■ EXERCISE TASK ■
Extract every record, keeping each one exactly as it is.

* BEGIN *

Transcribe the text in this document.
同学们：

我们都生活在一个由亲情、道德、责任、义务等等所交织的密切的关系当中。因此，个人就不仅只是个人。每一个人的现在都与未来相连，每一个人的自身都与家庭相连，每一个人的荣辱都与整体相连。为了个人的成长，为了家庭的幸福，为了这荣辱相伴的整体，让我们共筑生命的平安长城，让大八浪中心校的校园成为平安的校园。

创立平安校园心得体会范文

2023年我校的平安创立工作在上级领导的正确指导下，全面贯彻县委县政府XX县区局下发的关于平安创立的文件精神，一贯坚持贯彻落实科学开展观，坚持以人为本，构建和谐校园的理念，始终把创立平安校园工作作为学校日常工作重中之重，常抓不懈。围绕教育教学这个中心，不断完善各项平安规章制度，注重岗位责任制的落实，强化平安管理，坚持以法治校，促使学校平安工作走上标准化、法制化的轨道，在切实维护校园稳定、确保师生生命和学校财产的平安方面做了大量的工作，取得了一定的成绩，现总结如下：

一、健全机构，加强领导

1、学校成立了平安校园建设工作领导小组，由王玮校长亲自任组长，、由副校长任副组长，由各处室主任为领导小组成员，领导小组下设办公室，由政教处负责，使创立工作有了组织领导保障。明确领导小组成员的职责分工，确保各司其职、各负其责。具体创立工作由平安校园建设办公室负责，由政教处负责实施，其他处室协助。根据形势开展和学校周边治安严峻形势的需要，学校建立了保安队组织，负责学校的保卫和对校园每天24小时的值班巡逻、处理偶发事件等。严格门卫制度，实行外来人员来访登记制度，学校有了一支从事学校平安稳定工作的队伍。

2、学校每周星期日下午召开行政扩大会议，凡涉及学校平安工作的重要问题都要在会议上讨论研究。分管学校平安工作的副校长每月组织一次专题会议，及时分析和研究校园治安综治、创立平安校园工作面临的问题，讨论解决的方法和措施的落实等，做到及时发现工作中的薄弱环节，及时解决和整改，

* END *

■ FULL ANSWER ■
Transcribe the text in this document.
同学们：

我们都生活在一个由亲情、道德、责任、义务等等所交织的密切的关系当中。因此，个人就不仅只是个人。每一个人的现在都与未来相连，每一个人的自身都与家庭相连，每一个人的荣辱都与整体相连。为了个人的成长，为了家庭的幸福，为了这荣辱相伴的整体，让我们共筑生命的平安长城，让大八浪中心校的校园成为平安的校园。

创立平安校园心得体会范文

2023年我校的平安创立工作在上级领导的正确指导下，全面贯彻县委县政府XX县区局下发的关于平安创立的文件精神，一贯坚持贯彻落实科学开展观，坚持以人为本，构建和谐校园的理念，始终把创立平安校园工作作为学校日常工作重中之重，常抓不懈。围绕教育教学这个中心，不断完善各项平安规章制度，注重岗位责任制的落实，强化平安管理，坚持以法治校，促使学校平安工作走上标准化、法制化的轨道，在切实维护校园稳定、确保师生生命和学校财产的平安方面做了大量的工作，取得了一定的成绩，现总结如下：

一、健全机构，加强领导

1、学校成立了平安校园建设工作领导小组，由王玮校长亲自任组长，、由副校长任副组长，由各处室主任为领导小组成员，领导小组下设办公室，由政教处负责，使创立工作有了组织领导保障。明确领导小组成员的职责分工，确保各司其职、各负其责。具体创立工作由平安校园建设办公室负责，由政教处负责实施，其他处室协助。根据形势开展和学校周边治安严峻形势的需要，学校建立了保安队组织，负责学校的保卫和对校园每天24小时的值班巡逻、处理偶发事件等。严格门卫制度，实行外来人员来访登记制度，学校有了一支从事学校平安稳定工作的队伍。

2、学校每周星期日下午召开行政扩大会议，凡涉及学校平安工作的重要问题都要在会议上讨论研究。分管学校平安工作的副校长每月组织一次专题会议，及时分析和研究校园治安综治、创立平安校园工作面临的问题，讨论解决的方法和措施的落实等，做到及时发现工作中的薄弱环节，及时解决和整改，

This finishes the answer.